Information given:

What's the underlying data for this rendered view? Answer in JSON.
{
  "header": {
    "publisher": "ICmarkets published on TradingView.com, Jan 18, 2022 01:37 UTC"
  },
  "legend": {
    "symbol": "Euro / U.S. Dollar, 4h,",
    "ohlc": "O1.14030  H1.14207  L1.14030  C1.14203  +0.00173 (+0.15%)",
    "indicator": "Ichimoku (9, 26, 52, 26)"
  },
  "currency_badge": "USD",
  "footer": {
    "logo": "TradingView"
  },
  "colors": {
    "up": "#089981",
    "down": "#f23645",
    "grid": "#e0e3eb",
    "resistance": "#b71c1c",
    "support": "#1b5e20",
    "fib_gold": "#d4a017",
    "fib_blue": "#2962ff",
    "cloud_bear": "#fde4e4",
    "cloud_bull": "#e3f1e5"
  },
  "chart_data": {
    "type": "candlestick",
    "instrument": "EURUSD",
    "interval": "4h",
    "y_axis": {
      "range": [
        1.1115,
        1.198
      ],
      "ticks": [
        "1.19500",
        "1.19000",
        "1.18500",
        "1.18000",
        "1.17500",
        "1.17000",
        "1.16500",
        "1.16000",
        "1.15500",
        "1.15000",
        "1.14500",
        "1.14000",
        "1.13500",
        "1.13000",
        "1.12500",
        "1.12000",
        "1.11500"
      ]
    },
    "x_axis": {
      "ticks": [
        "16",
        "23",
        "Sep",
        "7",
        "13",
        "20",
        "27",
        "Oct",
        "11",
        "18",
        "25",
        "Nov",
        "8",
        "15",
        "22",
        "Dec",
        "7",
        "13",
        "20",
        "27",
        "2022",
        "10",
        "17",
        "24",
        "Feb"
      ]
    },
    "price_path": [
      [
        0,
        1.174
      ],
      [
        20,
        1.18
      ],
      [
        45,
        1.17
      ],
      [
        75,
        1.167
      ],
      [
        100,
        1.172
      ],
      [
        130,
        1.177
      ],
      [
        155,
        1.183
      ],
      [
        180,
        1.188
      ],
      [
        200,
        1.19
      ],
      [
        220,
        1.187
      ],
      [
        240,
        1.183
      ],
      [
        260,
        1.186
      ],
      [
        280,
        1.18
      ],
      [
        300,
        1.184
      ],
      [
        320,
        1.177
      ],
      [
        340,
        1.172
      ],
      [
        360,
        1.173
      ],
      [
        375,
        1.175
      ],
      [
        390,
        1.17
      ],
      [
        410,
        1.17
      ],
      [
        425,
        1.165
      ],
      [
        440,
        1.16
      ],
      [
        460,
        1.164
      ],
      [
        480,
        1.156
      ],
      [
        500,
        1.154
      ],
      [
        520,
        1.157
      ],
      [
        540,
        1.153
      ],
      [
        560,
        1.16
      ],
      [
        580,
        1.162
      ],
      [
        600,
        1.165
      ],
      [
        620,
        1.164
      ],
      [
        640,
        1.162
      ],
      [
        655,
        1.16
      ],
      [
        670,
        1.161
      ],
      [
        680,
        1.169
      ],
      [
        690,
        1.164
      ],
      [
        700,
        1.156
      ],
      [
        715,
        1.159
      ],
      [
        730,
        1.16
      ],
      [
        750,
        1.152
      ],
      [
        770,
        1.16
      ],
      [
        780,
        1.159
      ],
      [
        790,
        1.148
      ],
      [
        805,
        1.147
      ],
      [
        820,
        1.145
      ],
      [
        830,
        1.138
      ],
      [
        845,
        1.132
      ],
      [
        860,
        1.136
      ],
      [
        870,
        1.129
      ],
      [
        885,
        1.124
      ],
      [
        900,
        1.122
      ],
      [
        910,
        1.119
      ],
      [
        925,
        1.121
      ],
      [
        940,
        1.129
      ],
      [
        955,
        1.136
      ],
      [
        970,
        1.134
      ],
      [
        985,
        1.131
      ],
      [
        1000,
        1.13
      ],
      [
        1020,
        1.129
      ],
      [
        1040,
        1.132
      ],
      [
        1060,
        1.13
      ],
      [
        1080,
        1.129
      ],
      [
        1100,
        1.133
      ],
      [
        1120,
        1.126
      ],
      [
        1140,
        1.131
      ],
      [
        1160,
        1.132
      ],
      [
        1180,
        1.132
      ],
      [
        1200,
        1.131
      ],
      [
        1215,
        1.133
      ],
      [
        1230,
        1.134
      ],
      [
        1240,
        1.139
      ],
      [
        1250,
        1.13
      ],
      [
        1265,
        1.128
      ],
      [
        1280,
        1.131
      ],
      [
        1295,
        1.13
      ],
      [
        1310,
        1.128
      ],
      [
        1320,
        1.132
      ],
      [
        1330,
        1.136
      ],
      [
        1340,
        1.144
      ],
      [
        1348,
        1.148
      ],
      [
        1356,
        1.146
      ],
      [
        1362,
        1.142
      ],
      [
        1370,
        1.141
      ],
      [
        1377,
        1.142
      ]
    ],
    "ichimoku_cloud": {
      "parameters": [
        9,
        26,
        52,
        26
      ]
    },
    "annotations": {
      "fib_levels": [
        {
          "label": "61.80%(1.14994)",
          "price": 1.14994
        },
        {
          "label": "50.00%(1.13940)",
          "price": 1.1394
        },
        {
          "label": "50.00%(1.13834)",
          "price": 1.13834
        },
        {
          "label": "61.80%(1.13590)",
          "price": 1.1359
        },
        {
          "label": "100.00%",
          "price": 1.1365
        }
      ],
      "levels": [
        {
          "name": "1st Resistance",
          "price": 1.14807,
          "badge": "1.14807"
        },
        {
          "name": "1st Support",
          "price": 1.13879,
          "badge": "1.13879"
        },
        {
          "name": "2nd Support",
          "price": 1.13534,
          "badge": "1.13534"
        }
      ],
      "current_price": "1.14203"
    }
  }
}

Task to complete: Output all records verbatim.

Exercise answer:
What's the underlying data for this rendered view? Answer in JSON.
{
  "header": {
    "publisher": "ICmarkets published on TradingView.com, Jan 18, 2022 01:37 UTC"
  },
  "legend": {
    "symbol": "Euro / U.S. Dollar, 4h,",
    "ohlc": "O1.14030  H1.14207  L1.14030  C1.14203  +0.00173 (+0.15%)",
    "indicator": "Ichimoku (9, 26, 52, 26)"
  },
  "currency_badge": "USD",
  "footer": {
    "logo": "TradingView"
  },
  "colors": {
    "up": "#089981",
    "down": "#f23645",
    "grid": "#e0e3eb",
    "resistance": "#b71c1c",
    "support": "#1b5e20",
    "fib_gold": "#d4a017",
    "fib_blue": "#2962ff",
    "cloud_bear": "#fde4e4",
    "cloud_bull": "#e3f1e5"
  },
  "chart_data": {
    "type": "candlestick",
    "instrument": "EURUSD",
    "interval": "4h",
    "y_axis": {
      "range": [
        1.1115,
        1.198
      ],
      "ticks": [
        "1.19500",
        "1.19000",
        "1.18500",
        "1.18000",
        "1.17500",
        "1.17000",
        "1.16500",
        "1.16000",
        "1.15500",
        "1.15000",
        "1.14500",
        "1.14000",
        "1.13500",
        "1.13000",
        "1.12500",
        "1.12000",
        "1.11500"
      ]
    },
    "x_axis": {
      "ticks": [
        "16",
        "23",
        "Sep",
        "7",
        "13",
        "20",
        "27",
        "Oct",
        "11",
        "18",
        "25",
        "Nov",
        "8",
        "15",
        "22",
        "Dec",
        "7",
        "13",
        "20",
        "27",
        "2022",
        "10",
        "17",
        "24",
        "Feb"
      ]
    },
    "price_path": [
      [
        0,
        1.174
      ],
      [
        20,
        1.18
      ],
      [
        45,
        1.17
      ],
      [
        75,
        1.167
      ],
      [
        100,
        1.172
      ],
      [
        130,
        1.177
      ],
      [
        155,
        1.183
      ],
      [
        180,
        1.188
      ],
      [
        200,
        1.19
      ],
      [
        220,
        1.187
      ],
      [
        240,
        1.183
      ],
      [
        260,
        1.186
      ],
      [
        280,
        1.18
      ],
      [
        300,
        1.184
      ],
      [
        320,
        1.177
      ],
      [
        340,
        1.172
      ],
      [
        360,
        1.173
      ],
      [
        375,
        1.175
      ],
      [
        390,
        1.17
      ],
      [
        410,
        1.17
      ],
      [
        425,
        1.165
      ],
      [
        440,
        1.16
      ],
      [
        460,
        1.164
      ],
      [
        480,
        1.156
      ],
      [
        500,
        1.154
      ],
      [
        520,
        1.157
      ],
      [
        540,
        1.153
      ],
      [
        560,
        1.16
      ],
      [
        580,
        1.162
      ],
      [
        600,
        1.165
      ],
      [
        620,
        1.164
      ],
      [
        640,
        1.162
      ],
      [
        655,
        1.16
      ],
      [
        670,
        1.161
      ],
      [
        680,
        1.169
      ],
      [
        690,
        1.164
      ],
      [
        700,
        1.156
      ],
      [
        715,
        1.159
      ],
      [
        730,
        1.16
      ],
      [
        750,
        1.152
      ],
      [
        770,
        1.16
      ],
      [
        780,
        1.159
      ],
      [
        790,
        1.148
      ],
      [
        805,
        1.147
      ],
      [
        820,
        1.145
      ],
      [
        830,
        1.138
      ],
      [
        845,
        1.132
      ],
      [
        860,
        1.136
      ],
      [
        870,
        1.129
      ],
      [
        885,
        1.124
      ],
      [
        900,
        1.122
      ],
      [
        910,
        1.119
      ],
      [
        925,
        1.121
      ],
      [
        940,
        1.129
      ],
      [
        955,
        1.136
      ],
      [
        970,
        1.134
      ],
      [
        985,
        1.131
      ],
      [
        1000,
        1.13
      ],
      [
        1020,
        1.129
      ],
      [
        1040,
        1.132
      ],
      [
        1060,
        1.13
      ],
      [
        1080,
        1.129
      ],
      [
        1100,
        1.133
      ],
      [
        1120,
        1.126
      ],
      [
        1140,
        1.131
      ],
      [
        1160,
        1.132
      ],
      [
        1180,
        1.132
      ],
      [
        1200,
        1.131
      ],
      [
        1215,
        1.133
      ],
      [
        1230,
        1.134
      ],
      [
        1240,
        1.139
      ],
      [
        1250,
        1.13
      ],
      [
        1265,
        1.128
      ],
      [
        1280,
        1.131
      ],
      [
        1295,
        1.13
      ],
      [
        1310,
        1.128
      ],
      [
        1320,
        1.132
      ],
      [
        1330,
        1.136
      ],
      [
        1340,
        1.144
      ],
      [
        1348,
        1.148
      ],
      [
        1356,
        1.146
      ],
      [
        1362,
        1.142
      ],
      [
        1370,
        1.141
      ],
      [
        1377,
        1.142
      ]
    ],
    "ichimoku_cloud": {
      "parameters": [
        9,
        26,
        52,
        26
      ]
    },
    "annotations": {
      "fib_levels": [
        {
          "label": "61.80%(1.14994)",
          "price": 1.14994
        },
        {
          "label": "50.00%(1.13940)",
          "price": 1.1394
        },
        {
          "label": "50.00%(1.13834)",
          "price": 1.13834
        },
        {
          "label": "61.80%(1.13590)",
          "price": 1.1359
        },
        {
          "label": "100.00%",
          "price": 1.1365
        }
      ],
      "levels": [
        {
          "name": "1st Resistance",
          "price": 1.14807,
          "badge": "1.14807"
        },
        {
          "name": "1st Support",
          "price": 1.13879,
          "badge": "1.13879"
        },
        {
          "name": "2nd Support",
          "price": 1.13534,
          "badge": "1.13534"
        }
      ],
      "current_price": "1.14203"
    }
  }
}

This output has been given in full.